**What needs to be done**.
Copy the records below exactly, from the line containing "Output the text content of this document." through the last line, and leave out every picture.

**Material for this task**.
(begin)

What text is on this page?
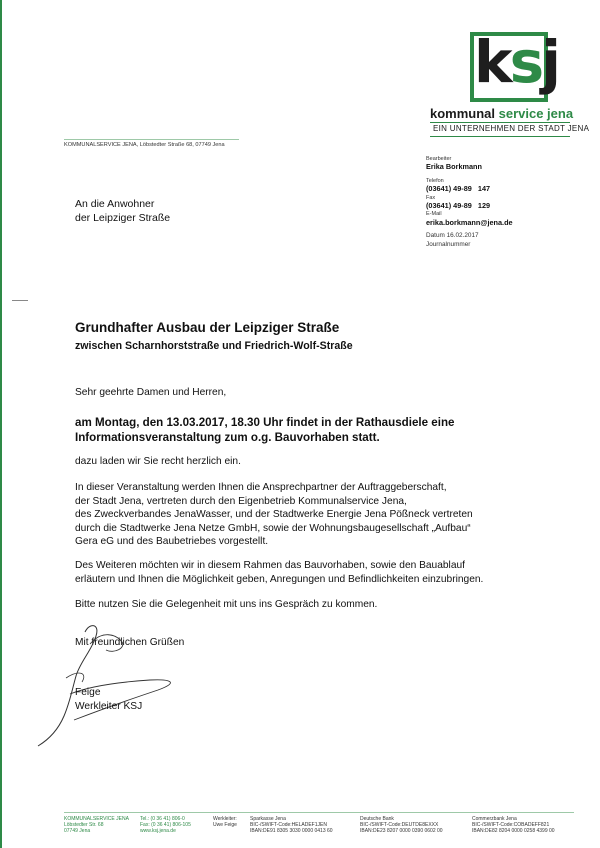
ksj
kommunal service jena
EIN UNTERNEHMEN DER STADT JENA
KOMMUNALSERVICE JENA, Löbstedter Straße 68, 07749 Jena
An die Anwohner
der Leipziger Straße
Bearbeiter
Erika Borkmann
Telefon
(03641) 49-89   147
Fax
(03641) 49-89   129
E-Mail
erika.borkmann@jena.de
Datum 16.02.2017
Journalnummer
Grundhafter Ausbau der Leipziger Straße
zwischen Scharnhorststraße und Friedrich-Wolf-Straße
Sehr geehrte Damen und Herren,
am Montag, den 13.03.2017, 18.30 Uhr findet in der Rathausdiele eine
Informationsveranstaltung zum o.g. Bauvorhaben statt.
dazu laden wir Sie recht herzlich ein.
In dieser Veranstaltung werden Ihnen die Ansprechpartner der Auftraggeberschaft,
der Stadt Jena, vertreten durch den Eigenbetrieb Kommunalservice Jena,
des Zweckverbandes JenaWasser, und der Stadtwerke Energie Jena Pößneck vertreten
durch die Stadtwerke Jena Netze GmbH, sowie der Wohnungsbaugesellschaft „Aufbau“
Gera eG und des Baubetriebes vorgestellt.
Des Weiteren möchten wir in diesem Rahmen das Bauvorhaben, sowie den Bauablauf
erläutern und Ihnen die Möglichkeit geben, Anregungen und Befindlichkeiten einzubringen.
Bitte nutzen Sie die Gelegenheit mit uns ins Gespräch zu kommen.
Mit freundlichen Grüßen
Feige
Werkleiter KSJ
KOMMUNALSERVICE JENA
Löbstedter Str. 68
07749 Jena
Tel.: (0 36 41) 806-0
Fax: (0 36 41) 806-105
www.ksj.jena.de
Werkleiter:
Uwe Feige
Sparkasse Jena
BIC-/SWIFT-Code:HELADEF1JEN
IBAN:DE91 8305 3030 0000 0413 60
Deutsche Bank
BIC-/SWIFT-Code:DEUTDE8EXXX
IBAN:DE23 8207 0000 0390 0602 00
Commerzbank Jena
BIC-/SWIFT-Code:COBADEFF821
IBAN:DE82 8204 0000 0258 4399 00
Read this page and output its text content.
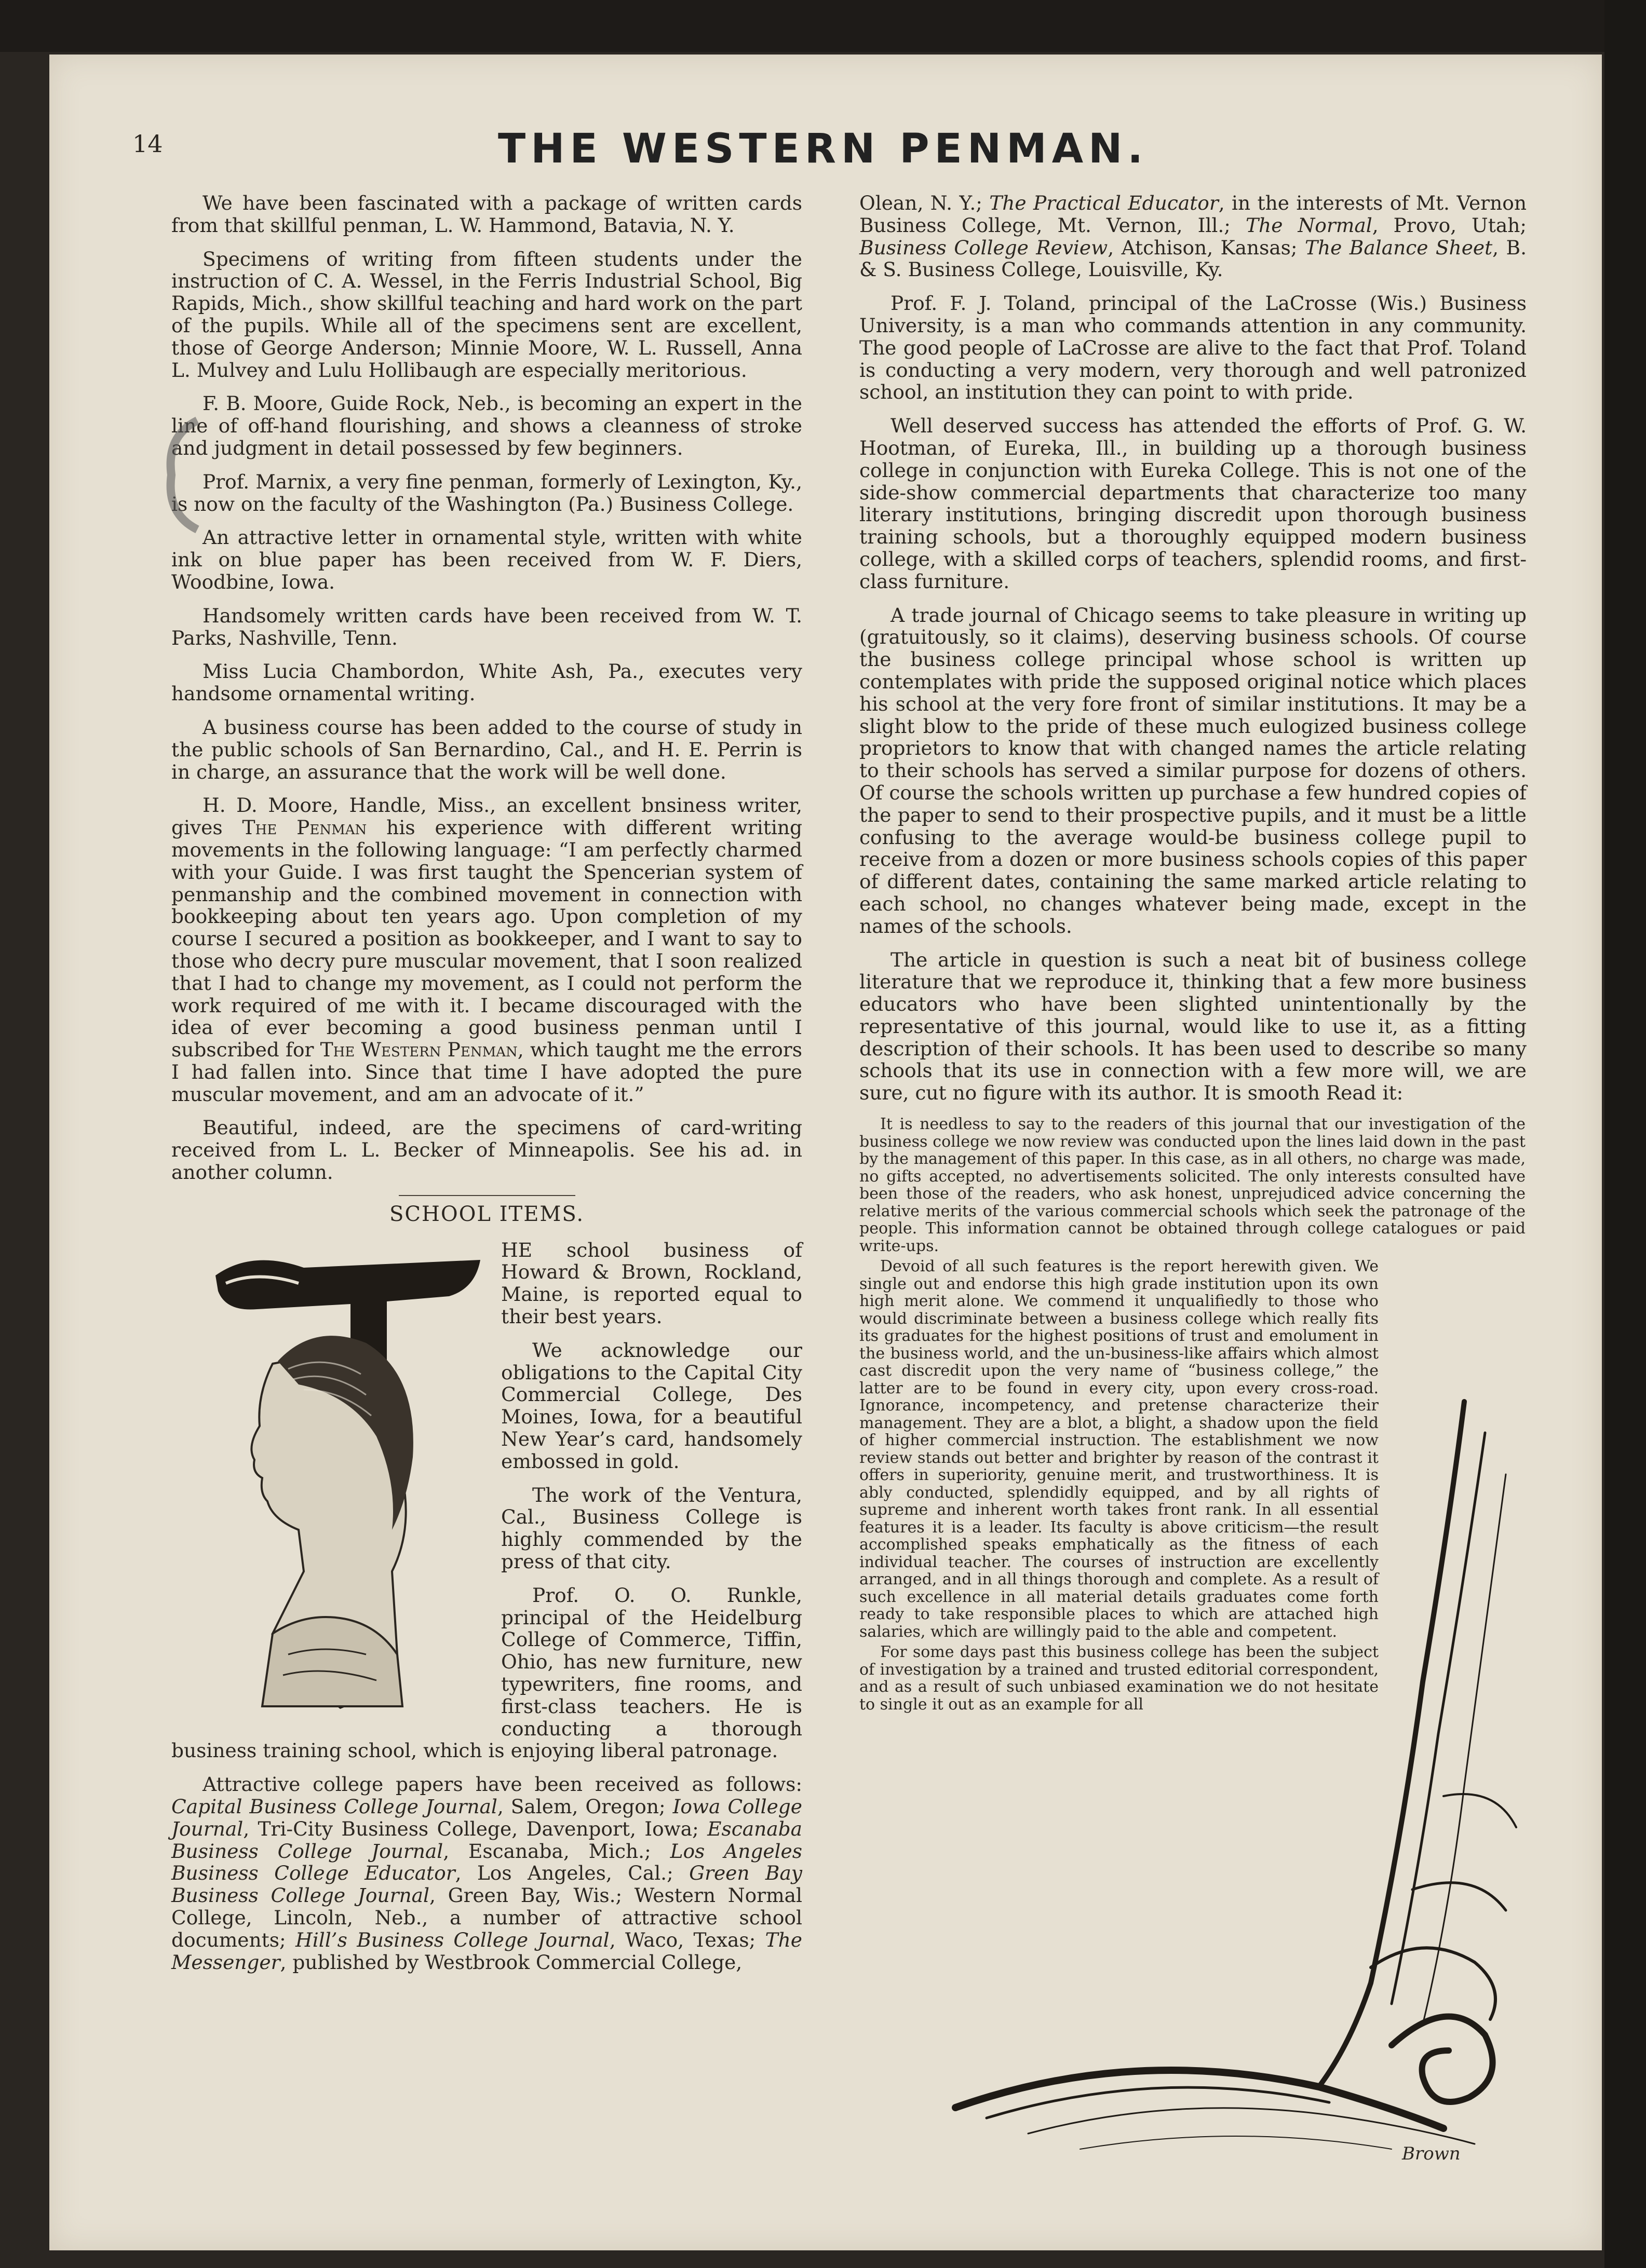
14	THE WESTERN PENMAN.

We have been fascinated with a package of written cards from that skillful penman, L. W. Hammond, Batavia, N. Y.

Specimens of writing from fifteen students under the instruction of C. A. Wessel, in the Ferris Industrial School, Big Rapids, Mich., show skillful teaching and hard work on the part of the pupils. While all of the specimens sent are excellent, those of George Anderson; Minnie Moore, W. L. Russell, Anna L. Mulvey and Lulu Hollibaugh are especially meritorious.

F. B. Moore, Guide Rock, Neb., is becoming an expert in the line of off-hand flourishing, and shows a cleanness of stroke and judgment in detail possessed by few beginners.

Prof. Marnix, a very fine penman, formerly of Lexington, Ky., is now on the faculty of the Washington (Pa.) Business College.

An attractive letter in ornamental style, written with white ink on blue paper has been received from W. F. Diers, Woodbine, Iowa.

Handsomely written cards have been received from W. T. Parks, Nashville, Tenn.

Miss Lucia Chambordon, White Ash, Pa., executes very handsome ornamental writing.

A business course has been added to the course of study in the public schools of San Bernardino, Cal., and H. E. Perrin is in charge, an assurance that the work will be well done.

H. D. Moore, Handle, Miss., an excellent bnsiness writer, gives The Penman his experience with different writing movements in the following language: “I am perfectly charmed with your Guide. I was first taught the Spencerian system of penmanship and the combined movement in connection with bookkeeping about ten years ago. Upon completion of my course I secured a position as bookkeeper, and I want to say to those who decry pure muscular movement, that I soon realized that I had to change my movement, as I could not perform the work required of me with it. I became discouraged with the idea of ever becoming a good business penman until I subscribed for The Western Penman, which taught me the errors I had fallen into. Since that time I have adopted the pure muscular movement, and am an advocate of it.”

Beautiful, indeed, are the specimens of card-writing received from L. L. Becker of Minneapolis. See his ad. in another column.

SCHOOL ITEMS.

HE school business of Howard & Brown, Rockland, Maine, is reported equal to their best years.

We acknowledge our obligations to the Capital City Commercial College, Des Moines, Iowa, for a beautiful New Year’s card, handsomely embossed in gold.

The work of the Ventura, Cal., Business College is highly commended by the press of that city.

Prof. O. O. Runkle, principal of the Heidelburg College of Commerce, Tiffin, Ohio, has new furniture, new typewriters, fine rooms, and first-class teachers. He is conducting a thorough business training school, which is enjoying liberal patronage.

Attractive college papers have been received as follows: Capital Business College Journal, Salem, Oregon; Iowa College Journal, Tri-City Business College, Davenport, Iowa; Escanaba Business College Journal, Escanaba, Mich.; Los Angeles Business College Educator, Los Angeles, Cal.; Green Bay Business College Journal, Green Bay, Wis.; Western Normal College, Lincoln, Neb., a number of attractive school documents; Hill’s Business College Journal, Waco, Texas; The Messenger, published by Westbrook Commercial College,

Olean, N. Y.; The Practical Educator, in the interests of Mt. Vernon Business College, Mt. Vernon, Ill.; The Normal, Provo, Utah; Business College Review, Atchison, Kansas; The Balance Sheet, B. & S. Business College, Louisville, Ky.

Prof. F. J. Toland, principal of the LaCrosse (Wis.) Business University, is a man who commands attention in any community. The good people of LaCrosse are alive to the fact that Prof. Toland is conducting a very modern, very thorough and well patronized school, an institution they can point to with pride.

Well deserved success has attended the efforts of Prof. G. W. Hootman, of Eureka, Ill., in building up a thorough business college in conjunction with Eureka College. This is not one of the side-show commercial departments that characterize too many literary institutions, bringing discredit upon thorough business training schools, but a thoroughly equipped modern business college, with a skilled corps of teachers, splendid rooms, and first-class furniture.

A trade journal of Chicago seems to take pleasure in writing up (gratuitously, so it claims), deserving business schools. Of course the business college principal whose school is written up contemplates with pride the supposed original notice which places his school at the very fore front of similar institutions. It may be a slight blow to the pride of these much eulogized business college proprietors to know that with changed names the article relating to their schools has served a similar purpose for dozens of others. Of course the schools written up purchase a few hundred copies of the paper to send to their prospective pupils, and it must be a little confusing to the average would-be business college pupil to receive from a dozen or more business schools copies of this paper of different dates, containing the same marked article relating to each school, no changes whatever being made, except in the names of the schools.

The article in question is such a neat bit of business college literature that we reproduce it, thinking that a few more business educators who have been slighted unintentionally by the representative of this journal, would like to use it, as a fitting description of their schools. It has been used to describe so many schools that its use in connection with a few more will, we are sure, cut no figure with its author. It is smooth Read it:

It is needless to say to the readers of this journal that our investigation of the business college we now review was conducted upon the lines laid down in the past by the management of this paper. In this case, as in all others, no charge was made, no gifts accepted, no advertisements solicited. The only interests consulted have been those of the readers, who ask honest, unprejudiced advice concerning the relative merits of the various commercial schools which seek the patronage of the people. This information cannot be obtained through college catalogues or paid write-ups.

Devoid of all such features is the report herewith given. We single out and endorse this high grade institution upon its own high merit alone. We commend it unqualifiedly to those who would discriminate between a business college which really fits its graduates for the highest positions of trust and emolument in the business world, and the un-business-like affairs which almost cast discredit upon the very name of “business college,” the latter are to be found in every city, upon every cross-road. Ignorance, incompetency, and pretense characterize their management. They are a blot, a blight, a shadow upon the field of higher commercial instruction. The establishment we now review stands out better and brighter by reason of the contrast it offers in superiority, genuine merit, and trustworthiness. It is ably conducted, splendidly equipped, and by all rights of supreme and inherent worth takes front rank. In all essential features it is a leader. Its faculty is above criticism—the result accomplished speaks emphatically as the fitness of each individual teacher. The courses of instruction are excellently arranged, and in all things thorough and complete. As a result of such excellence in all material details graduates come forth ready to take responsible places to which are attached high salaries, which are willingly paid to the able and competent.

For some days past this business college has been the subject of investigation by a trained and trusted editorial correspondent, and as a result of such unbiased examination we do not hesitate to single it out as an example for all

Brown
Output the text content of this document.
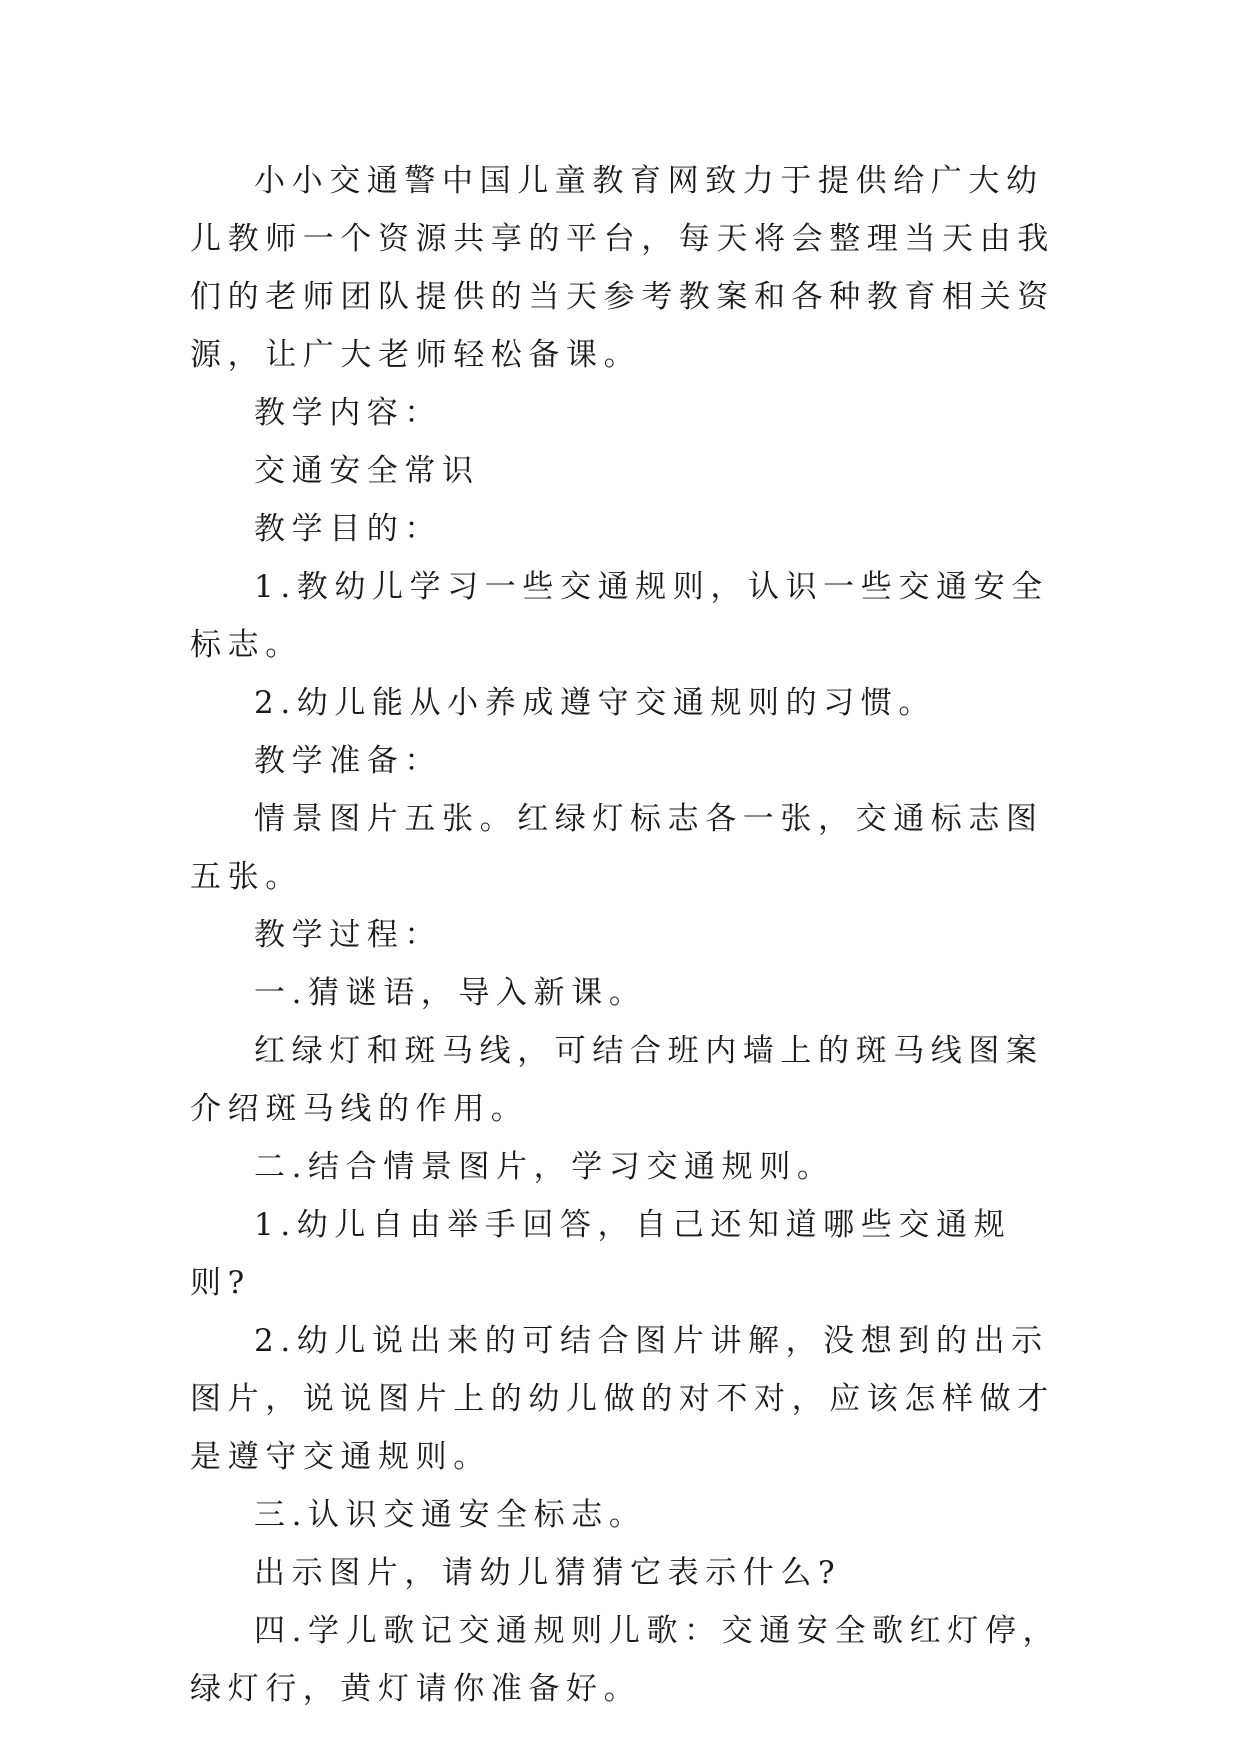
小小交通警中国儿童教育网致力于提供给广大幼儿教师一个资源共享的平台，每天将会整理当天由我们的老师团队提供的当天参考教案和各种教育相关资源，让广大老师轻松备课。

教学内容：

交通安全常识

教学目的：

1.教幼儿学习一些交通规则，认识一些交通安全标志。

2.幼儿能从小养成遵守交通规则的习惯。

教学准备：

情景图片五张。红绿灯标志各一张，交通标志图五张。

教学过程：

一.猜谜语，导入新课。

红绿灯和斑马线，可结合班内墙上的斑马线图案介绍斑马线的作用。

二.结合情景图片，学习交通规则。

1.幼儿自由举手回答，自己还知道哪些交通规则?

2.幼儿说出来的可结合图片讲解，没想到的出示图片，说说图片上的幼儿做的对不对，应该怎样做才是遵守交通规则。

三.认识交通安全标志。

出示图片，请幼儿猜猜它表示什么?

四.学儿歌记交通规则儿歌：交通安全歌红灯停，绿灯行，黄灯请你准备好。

(end)

**Answer to this problem**.
Output the text content of this document.
小小交通警中国儿童教育网致力于提供给广大幼儿教师一个资源共享的平台，每天将会整理当天由我们的老师团队提供的当天参考教案和各种教育相关资源，让广大老师轻松备课。

教学内容：

交通安全常识

教学目的：

1.教幼儿学习一些交通规则，认识一些交通安全标志。

2.幼儿能从小养成遵守交通规则的习惯。

教学准备：

情景图片五张。红绿灯标志各一张，交通标志图五张。

教学过程：

一.猜谜语，导入新课。

红绿灯和斑马线，可结合班内墙上的斑马线图案介绍斑马线的作用。

二.结合情景图片，学习交通规则。

1.幼儿自由举手回答，自己还知道哪些交通规则?

2.幼儿说出来的可结合图片讲解，没想到的出示图片，说说图片上的幼儿做的对不对，应该怎样做才是遵守交通规则。

三.认识交通安全标志。

出示图片，请幼儿猜猜它表示什么?

四.学儿歌记交通规则儿歌：交通安全歌红灯停，绿灯行，黄灯请你准备好。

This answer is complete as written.